▶ [Short task]
Quote the whole listing word for word, please.

Records from a data source:
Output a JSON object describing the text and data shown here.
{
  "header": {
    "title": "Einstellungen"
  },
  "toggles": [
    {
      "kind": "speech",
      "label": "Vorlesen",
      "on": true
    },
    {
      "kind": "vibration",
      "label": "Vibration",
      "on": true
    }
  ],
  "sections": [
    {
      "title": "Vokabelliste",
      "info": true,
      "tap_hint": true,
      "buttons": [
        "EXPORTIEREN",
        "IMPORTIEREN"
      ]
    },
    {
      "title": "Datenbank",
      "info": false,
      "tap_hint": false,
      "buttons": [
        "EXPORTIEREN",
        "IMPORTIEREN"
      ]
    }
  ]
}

▶ [Response to this task]
Output a JSON object describing the text and data shown here.
{
  "header": {
    "title": "Einstellungen"
  },
  "toggles": [
    {
      "kind": "speech",
      "label": "Vorlesen",
      "on": true
    },
    {
      "kind": "vibration",
      "label": "Vibration",
      "on": true
    }
  ],
  "sections": [
    {
      "title": "Vokabelliste",
      "info": true,
      "tap_hint": true,
      "buttons": [
        "EXPORTIEREN",
        "IMPORTIEREN"
      ]
    },
    {
      "title": "Datenbank",
      "info": false,
      "tap_hint": false,
      "buttons": [
        "EXPORTIEREN",
        "IMPORTIEREN"
      ]
    }
  ]
}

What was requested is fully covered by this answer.